# [TASK TO CARRY OUT]
Select, from the material below, each line with "ship" in it.

━━━━━ DATA LISTING

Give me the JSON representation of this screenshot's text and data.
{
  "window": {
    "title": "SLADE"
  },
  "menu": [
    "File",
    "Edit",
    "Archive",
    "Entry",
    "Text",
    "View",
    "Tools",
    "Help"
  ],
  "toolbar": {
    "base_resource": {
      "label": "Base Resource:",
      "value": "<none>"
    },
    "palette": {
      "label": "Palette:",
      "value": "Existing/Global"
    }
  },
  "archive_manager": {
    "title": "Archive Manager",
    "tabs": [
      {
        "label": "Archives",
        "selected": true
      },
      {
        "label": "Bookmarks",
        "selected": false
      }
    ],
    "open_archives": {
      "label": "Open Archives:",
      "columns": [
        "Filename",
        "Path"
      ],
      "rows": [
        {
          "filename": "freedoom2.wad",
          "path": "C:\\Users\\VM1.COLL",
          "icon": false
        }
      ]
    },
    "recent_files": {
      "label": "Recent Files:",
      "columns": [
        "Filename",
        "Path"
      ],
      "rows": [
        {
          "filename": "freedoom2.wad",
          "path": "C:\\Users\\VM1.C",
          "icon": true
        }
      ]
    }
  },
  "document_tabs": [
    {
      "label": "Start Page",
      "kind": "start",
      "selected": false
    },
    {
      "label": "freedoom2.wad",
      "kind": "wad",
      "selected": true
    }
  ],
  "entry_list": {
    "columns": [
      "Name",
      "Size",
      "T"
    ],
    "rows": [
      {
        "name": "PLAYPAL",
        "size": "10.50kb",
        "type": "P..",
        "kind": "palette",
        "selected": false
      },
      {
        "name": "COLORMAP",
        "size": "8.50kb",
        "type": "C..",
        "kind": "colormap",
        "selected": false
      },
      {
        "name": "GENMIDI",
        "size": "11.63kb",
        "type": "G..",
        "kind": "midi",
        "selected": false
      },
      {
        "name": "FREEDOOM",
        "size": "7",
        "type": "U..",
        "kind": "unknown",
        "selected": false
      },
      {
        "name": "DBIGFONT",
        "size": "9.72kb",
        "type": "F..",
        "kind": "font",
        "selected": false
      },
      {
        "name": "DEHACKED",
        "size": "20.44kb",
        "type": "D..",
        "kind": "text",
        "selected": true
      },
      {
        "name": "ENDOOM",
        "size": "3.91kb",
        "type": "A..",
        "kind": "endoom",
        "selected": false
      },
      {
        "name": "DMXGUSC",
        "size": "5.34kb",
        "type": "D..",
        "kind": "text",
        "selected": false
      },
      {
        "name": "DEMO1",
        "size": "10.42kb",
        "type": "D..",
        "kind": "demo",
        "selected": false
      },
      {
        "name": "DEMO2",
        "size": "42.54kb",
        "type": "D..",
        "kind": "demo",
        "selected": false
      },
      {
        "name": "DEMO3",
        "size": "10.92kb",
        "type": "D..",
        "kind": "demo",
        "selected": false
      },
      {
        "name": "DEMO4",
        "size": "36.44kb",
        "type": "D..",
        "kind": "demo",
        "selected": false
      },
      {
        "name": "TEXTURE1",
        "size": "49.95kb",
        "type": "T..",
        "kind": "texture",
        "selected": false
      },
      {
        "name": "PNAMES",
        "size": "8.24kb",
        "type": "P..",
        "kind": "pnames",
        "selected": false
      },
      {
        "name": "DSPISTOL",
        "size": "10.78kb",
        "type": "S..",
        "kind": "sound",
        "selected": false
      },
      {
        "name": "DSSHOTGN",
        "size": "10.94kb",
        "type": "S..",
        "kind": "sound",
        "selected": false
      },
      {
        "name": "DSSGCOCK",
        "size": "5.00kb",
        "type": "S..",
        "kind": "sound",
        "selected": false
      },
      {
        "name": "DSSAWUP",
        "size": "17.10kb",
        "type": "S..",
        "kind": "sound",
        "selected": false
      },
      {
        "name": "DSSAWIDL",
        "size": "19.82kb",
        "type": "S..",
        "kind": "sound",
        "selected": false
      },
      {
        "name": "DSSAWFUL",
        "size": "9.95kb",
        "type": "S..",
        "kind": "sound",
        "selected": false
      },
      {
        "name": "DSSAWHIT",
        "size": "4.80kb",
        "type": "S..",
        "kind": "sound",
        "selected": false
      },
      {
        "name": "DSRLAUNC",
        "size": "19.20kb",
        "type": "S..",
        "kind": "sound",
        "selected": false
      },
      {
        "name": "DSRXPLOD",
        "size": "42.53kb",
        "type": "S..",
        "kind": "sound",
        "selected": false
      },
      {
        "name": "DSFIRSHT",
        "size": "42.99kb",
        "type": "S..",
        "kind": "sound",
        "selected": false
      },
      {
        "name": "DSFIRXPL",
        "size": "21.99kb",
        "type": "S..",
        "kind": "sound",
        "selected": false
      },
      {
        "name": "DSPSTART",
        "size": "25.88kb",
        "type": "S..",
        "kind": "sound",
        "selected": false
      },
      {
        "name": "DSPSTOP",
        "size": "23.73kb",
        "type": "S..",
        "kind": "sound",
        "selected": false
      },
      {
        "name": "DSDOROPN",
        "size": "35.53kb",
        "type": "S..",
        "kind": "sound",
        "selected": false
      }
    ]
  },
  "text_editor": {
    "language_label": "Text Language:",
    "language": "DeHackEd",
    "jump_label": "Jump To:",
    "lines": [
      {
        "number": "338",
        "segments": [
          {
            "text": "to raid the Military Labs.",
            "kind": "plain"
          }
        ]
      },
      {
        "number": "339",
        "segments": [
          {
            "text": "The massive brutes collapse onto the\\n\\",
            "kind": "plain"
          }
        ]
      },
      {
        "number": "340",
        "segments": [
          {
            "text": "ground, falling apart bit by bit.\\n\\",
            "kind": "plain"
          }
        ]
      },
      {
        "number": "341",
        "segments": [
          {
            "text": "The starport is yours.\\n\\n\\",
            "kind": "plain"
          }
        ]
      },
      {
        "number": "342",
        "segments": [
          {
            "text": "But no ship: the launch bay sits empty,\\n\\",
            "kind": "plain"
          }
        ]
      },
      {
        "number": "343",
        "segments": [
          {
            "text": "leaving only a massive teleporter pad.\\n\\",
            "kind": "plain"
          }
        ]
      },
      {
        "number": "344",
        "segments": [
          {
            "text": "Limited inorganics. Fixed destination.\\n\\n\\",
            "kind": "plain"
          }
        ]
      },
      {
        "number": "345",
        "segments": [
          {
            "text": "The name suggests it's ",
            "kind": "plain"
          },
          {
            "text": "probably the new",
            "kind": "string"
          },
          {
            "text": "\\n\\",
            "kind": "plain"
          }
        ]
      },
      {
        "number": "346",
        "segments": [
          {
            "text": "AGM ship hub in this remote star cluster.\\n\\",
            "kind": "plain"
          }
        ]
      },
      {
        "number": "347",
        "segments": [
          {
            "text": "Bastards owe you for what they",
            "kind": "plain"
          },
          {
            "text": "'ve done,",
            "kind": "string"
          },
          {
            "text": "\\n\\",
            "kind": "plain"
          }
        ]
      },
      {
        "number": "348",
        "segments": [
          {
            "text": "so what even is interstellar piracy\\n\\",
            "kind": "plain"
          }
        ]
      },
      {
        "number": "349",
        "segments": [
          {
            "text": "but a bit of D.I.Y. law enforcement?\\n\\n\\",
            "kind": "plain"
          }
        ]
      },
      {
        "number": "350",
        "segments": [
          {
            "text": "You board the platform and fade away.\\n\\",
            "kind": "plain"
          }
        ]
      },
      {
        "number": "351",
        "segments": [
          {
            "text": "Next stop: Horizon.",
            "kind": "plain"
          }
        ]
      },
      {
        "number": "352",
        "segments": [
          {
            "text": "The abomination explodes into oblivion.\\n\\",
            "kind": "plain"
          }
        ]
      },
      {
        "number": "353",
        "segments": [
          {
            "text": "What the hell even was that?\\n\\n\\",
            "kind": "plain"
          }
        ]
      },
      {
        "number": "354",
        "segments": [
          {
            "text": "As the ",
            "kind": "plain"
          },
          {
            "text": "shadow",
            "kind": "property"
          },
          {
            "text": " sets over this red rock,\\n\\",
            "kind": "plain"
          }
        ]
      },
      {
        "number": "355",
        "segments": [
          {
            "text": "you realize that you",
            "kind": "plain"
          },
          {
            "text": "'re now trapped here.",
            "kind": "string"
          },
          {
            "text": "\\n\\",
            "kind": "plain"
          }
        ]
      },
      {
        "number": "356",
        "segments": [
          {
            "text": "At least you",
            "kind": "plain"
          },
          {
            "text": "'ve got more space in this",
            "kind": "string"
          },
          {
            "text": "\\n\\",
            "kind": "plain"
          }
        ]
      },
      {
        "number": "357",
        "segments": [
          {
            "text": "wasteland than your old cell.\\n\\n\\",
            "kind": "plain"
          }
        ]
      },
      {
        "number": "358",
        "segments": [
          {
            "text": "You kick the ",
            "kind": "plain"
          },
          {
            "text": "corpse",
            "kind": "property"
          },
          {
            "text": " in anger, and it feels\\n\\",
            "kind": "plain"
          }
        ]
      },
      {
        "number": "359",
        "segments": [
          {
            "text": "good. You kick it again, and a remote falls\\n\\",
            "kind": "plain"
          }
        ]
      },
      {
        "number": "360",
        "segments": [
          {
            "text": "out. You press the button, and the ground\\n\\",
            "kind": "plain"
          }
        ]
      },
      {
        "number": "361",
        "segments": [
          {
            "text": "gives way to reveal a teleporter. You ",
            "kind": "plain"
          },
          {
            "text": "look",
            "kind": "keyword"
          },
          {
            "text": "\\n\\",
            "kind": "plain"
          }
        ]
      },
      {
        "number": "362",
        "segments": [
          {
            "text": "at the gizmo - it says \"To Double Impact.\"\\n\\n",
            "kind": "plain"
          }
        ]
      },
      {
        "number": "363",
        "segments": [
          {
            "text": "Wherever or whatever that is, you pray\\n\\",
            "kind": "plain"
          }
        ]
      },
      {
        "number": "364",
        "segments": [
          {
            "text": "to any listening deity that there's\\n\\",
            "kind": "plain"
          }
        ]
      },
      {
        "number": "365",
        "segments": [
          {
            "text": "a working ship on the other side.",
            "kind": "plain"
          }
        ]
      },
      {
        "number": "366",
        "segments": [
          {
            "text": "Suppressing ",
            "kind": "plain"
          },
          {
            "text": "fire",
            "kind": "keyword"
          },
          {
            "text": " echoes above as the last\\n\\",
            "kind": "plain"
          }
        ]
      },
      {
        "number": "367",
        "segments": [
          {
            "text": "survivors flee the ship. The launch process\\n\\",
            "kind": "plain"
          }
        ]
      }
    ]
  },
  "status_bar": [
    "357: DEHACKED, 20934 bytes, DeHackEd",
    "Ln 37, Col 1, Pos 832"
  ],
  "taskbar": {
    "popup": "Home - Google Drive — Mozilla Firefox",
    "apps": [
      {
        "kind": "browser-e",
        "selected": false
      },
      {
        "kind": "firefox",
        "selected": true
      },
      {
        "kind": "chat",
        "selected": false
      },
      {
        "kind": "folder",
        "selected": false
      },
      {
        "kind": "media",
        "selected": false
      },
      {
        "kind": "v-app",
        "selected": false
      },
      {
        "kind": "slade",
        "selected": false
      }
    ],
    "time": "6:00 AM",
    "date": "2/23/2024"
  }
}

━━━━━━━━━━

# [RESULT]
            "text": "But no ship: the launch bay sits empty,\\n\\",
            "text": "AGM ship hub in this remote star cluster.\\n\\",
            "text": "a working ship on the other side.",
            "text": "survivors flee the ship. The launch process\\n\\",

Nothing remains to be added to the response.